-- start GIVEN DATA --
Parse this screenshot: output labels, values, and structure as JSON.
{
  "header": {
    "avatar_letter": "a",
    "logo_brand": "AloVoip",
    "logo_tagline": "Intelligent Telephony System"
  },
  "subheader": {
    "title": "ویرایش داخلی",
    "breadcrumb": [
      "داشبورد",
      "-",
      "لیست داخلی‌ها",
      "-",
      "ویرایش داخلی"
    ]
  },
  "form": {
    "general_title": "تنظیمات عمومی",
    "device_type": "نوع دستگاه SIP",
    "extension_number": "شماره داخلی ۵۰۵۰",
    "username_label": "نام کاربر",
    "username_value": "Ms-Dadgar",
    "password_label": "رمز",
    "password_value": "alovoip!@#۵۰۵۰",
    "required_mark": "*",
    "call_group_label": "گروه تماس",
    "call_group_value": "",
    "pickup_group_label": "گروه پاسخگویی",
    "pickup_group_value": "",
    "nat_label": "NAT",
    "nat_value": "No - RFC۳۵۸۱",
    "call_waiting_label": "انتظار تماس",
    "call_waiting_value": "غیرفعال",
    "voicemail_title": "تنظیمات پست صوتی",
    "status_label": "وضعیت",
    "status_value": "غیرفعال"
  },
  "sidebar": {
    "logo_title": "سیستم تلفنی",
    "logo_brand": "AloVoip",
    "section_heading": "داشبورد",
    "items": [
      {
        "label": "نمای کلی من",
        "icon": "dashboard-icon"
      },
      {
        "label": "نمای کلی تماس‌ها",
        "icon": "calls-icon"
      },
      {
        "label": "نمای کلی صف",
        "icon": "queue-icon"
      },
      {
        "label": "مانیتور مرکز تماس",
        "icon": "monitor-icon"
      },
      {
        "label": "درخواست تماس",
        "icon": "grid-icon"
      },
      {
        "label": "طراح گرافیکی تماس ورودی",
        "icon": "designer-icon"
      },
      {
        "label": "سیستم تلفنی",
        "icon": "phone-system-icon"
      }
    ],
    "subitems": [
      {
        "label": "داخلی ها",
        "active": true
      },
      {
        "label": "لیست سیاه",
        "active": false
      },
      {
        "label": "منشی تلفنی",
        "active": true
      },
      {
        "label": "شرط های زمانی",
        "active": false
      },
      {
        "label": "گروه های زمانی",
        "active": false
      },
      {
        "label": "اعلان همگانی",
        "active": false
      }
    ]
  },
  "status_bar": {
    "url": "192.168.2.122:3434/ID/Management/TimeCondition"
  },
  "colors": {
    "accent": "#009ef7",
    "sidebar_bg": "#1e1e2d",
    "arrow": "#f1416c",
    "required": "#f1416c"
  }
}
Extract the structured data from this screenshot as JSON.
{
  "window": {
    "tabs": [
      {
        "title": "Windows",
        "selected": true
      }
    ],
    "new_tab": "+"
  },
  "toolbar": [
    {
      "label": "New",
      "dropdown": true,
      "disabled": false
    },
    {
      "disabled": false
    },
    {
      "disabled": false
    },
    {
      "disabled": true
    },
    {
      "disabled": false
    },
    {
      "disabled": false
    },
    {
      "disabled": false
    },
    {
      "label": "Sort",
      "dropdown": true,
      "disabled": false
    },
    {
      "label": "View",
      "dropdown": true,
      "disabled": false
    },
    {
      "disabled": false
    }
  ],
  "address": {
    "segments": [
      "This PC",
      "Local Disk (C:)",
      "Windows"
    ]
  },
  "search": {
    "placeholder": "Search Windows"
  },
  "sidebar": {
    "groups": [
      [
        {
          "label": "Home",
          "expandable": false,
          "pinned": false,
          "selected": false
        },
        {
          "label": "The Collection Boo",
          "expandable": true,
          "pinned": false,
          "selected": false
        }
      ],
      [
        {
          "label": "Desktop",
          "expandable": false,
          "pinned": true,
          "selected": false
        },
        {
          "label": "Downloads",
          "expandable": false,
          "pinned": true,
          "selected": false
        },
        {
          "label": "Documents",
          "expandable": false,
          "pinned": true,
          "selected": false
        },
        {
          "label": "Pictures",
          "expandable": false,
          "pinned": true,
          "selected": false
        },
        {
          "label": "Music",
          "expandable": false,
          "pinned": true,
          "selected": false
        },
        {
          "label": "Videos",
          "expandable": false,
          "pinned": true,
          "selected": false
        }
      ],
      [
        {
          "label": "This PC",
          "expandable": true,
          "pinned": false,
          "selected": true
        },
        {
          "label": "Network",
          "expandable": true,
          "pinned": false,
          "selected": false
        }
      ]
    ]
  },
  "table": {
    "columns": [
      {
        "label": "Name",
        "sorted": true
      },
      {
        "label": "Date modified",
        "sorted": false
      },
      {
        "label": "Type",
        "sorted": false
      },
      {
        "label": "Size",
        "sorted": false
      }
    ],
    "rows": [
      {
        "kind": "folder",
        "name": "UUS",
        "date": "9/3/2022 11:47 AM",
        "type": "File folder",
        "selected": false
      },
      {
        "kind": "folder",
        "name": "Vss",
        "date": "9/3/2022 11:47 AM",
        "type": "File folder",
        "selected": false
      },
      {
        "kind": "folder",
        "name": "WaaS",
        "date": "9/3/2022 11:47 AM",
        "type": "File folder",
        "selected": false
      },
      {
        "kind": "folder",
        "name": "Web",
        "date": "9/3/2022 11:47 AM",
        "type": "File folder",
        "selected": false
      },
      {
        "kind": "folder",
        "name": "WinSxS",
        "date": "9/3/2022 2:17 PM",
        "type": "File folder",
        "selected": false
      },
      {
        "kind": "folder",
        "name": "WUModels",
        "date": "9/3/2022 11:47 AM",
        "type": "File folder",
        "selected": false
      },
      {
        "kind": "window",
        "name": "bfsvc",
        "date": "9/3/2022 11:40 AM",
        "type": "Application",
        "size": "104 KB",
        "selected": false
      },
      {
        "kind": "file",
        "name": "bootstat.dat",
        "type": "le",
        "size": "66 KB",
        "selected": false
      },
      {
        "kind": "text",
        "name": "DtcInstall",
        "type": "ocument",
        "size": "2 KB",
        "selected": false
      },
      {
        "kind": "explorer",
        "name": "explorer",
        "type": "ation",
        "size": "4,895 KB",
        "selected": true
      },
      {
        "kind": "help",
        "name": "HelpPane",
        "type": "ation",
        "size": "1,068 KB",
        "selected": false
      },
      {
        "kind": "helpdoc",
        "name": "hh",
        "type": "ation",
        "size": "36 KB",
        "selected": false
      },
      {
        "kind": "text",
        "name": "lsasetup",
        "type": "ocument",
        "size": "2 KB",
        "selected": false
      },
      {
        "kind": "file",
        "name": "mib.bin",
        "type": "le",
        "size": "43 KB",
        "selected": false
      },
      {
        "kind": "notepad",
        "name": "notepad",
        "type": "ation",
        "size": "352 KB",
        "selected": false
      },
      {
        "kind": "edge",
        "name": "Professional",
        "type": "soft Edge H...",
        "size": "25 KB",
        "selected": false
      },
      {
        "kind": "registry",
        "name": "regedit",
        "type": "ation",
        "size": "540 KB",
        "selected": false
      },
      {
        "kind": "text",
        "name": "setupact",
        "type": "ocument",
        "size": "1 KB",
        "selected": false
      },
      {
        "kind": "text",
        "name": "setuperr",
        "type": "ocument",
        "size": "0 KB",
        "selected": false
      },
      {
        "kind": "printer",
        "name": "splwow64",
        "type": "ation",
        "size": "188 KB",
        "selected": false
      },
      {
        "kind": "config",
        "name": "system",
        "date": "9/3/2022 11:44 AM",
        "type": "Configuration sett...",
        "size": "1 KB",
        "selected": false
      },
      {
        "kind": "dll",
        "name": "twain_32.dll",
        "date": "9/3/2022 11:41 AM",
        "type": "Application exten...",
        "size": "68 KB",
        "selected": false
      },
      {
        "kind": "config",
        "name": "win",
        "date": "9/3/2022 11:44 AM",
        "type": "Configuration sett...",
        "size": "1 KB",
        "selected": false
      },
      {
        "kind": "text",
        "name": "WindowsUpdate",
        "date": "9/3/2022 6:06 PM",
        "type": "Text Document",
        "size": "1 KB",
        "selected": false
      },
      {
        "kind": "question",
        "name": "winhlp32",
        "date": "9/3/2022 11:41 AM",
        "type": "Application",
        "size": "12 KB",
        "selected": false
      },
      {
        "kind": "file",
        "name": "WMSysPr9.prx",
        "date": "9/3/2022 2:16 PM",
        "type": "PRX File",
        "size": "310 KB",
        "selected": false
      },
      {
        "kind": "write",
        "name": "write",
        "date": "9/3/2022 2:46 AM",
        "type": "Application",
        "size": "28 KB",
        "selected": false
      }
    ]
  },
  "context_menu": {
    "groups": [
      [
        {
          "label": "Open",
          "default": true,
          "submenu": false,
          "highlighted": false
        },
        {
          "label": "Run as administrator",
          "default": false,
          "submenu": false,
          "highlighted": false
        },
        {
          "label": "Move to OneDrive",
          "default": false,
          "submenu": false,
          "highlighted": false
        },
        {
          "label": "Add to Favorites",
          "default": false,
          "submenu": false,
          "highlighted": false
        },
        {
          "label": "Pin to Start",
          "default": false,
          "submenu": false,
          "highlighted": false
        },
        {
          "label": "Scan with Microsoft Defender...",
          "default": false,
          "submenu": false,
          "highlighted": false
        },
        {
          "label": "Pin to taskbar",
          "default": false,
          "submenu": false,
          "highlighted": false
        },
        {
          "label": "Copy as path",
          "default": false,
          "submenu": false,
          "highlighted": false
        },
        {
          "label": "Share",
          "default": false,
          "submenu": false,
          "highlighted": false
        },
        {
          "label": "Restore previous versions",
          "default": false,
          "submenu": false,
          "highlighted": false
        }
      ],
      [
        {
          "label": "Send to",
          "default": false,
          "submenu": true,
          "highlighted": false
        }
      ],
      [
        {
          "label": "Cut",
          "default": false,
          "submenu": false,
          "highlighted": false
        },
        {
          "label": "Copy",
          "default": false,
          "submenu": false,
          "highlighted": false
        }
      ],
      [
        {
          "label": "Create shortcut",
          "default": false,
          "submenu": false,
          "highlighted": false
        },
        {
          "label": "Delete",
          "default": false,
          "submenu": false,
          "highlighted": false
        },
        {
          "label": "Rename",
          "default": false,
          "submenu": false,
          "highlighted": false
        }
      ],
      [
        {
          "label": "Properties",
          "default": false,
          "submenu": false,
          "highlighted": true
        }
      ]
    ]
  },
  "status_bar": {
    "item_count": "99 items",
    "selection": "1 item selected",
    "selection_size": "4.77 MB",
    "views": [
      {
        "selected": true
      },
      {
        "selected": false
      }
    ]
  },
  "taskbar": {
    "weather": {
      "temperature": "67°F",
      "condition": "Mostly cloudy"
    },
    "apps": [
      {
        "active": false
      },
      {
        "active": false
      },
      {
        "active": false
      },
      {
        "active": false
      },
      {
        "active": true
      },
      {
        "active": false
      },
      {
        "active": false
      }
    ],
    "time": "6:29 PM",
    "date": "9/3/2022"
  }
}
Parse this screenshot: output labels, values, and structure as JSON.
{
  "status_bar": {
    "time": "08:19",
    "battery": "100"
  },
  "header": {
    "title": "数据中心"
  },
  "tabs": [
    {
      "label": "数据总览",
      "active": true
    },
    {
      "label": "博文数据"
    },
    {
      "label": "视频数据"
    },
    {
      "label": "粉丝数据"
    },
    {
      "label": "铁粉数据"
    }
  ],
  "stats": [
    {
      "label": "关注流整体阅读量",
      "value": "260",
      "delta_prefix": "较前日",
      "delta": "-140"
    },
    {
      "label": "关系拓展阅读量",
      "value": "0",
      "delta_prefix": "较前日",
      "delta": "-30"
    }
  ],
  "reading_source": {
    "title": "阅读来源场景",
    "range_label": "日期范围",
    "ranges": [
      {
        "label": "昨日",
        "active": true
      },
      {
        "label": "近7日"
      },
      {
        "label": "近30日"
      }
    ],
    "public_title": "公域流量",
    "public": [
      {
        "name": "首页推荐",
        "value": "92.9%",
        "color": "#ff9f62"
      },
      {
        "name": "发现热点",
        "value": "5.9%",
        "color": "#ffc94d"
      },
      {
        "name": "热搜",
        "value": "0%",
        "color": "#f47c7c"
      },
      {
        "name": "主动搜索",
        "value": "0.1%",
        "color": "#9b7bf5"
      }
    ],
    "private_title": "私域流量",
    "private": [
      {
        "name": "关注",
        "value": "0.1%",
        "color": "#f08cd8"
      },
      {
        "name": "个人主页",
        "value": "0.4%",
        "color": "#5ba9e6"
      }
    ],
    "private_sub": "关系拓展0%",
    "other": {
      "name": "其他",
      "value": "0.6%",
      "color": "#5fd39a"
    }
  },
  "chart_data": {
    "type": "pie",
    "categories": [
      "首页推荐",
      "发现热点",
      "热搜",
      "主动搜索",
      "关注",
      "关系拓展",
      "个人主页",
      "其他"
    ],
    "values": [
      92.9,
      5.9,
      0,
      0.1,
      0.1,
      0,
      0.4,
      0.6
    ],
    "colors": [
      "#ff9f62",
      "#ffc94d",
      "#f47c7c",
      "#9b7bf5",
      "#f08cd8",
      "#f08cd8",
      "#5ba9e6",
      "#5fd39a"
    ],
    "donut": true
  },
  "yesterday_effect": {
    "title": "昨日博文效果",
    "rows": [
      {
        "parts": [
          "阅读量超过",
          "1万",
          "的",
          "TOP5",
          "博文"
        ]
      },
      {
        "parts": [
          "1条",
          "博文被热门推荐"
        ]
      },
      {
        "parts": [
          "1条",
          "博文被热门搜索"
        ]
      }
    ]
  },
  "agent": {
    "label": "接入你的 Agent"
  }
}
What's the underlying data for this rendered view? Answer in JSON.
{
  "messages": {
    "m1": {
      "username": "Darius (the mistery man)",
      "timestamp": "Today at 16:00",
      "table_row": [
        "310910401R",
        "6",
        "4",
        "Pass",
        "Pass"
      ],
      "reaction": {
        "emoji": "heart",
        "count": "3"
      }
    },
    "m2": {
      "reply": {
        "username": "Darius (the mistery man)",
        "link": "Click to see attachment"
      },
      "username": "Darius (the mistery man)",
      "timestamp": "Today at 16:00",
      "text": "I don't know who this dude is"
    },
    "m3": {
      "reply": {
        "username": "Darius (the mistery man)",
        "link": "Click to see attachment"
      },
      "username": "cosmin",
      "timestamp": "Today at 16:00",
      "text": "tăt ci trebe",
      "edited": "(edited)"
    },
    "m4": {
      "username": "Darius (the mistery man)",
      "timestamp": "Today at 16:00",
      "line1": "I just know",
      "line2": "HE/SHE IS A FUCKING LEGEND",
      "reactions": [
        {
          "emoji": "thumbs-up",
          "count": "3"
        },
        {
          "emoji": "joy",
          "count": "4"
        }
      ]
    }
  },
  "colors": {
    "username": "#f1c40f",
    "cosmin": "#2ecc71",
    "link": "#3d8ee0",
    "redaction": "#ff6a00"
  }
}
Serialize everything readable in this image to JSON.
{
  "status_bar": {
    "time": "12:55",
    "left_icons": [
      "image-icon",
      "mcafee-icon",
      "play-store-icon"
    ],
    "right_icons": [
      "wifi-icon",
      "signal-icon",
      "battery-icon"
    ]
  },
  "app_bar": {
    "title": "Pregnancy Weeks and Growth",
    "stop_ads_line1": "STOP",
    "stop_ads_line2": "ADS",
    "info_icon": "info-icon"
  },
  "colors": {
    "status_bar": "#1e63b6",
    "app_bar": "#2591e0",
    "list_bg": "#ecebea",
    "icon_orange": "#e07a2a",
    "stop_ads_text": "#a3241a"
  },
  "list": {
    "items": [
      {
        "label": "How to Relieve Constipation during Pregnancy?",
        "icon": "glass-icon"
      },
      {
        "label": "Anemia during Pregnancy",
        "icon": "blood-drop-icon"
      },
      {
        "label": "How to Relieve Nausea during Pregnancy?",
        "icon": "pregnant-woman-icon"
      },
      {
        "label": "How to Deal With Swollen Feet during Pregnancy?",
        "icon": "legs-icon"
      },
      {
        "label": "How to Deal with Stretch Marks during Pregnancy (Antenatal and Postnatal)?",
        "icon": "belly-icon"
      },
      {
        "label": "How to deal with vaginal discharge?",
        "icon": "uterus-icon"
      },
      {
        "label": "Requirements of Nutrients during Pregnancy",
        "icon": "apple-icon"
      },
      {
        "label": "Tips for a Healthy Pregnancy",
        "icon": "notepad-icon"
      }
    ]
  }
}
-- end GIVEN DATA --
(YOUR TASK): Locate the word "غیرفعال" in the data above. Copy every line carrying it.

(IN RESPONSE):
    "call_waiting_value": "غیرفعال",
    "status_value": "غیرفعال"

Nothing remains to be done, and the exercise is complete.